● **TASK DATA**
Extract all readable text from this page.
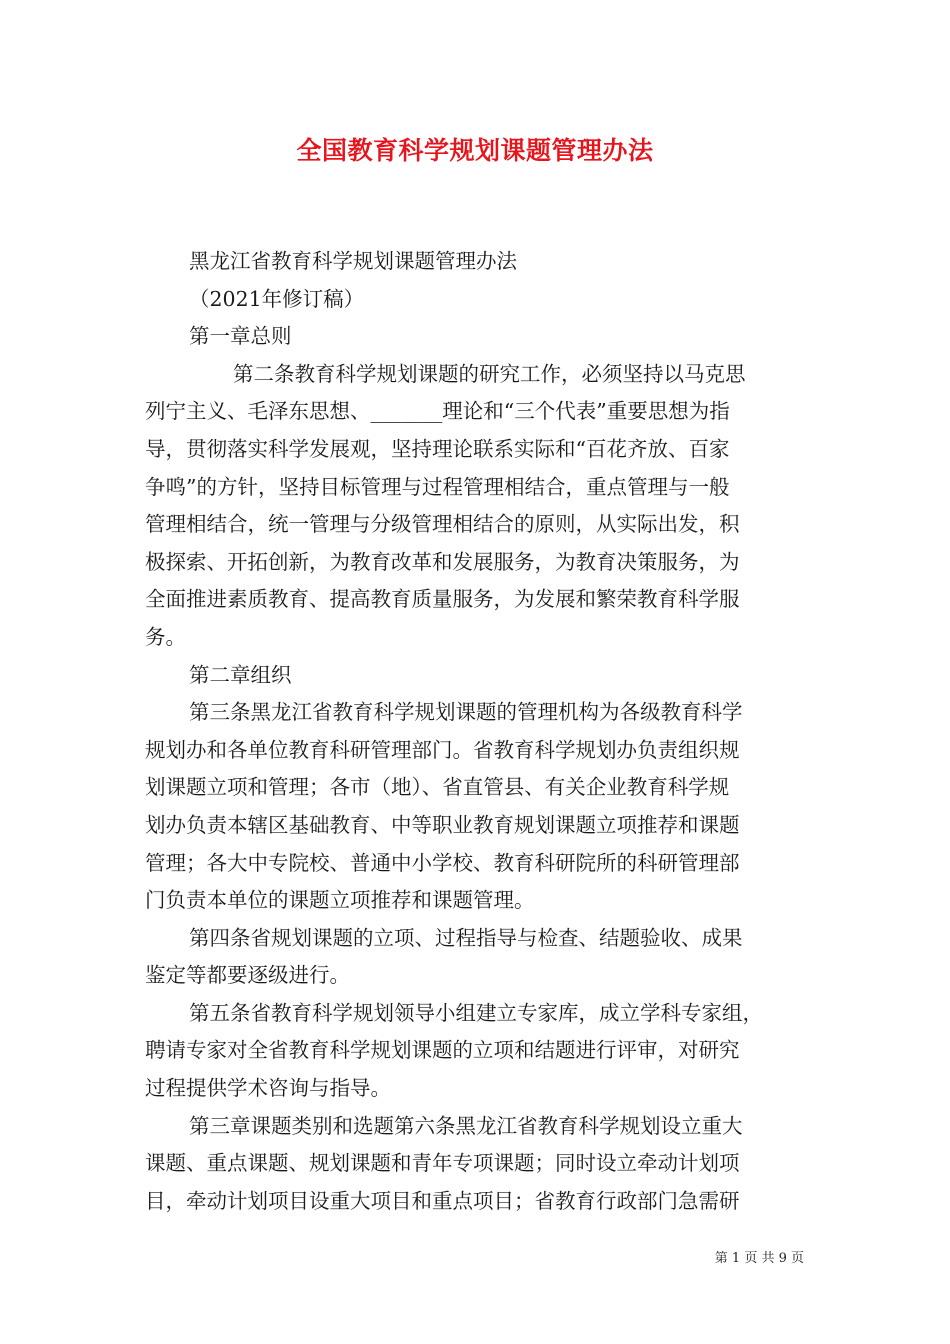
全国教育科学规划课题管理办法
黑龙江省教育科学规划课题管理办法
（2021年修订稿）
第一章总则
第二条教育科学规划课题的研究工作，必须坚持以马克思
列宁主义、毛泽东思想、_______理论和“三个代表”重要思想为指
导，贯彻落实科学发展观，坚持理论联系实际和“百花齐放、百家
争鸣”的方针，坚持目标管理与过程管理相结合，重点管理与一般
管理相结合，统一管理与分级管理相结合的原则，从实际出发，积
极探索、开拓创新，为教育改革和发展服务，为教育决策服务，为
全面推进素质教育、提高教育质量服务，为发展和繁荣教育科学服
务。
第二章组织
第三条黑龙江省教育科学规划课题的管理机构为各级教育科学
规划办和各单位教育科研管理部门。省教育科学规划办负责组织规
划课题立项和管理；各市（地）、省直管县、有关企业教育科学规
划办负责本辖区基础教育、中等职业教育规划课题立项推荐和课题
管理；各大中专院校、普通中小学校、教育科研院所的科研管理部
门负责本单位的课题立项推荐和课题管理。
第四条省规划课题的立项、过程指导与检查、结题验收、成果
鉴定等都要逐级进行。
第五条省教育科学规划领导小组建立专家库，成立学科专家组，
聘请专家对全省教育科学规划课题的立项和结题进行评审，对研究
过程提供学术咨询与指导。
第三章课题类别和选题第六条黑龙江省教育科学规划设立重大
课题、重点课题、规划课题和青年专项课题；同时设立牵动计划项
目，牵动计划项目设重大项目和重点项目；省教育行政部门急需研
第 1 页 共 9 页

● **EXERCISE**
Pictures stay out of the copy; please restate every record above exactly.

● **RESPONSE BELOW**
Extract all readable text from this page.
全国教育科学规划课题管理办法
黑龙江省教育科学规划课题管理办法
（2021年修订稿）
第一章总则
第二条教育科学规划课题的研究工作，必须坚持以马克思
列宁主义、毛泽东思想、_______理论和“三个代表”重要思想为指
导，贯彻落实科学发展观，坚持理论联系实际和“百花齐放、百家
争鸣”的方针，坚持目标管理与过程管理相结合，重点管理与一般
管理相结合，统一管理与分级管理相结合的原则，从实际出发，积
极探索、开拓创新，为教育改革和发展服务，为教育决策服务，为
全面推进素质教育、提高教育质量服务，为发展和繁荣教育科学服
务。
第二章组织
第三条黑龙江省教育科学规划课题的管理机构为各级教育科学
规划办和各单位教育科研管理部门。省教育科学规划办负责组织规
划课题立项和管理；各市（地）、省直管县、有关企业教育科学规
划办负责本辖区基础教育、中等职业教育规划课题立项推荐和课题
管理；各大中专院校、普通中小学校、教育科研院所的科研管理部
门负责本单位的课题立项推荐和课题管理。
第四条省规划课题的立项、过程指导与检查、结题验收、成果
鉴定等都要逐级进行。
第五条省教育科学规划领导小组建立专家库，成立学科专家组，
聘请专家对全省教育科学规划课题的立项和结题进行评审，对研究
过程提供学术咨询与指导。
第三章课题类别和选题第六条黑龙江省教育科学规划设立重大
课题、重点课题、规划课题和青年专项课题；同时设立牵动计划项
目，牵动计划项目设重大项目和重点项目；省教育行政部门急需研
第 1 页 共 9 页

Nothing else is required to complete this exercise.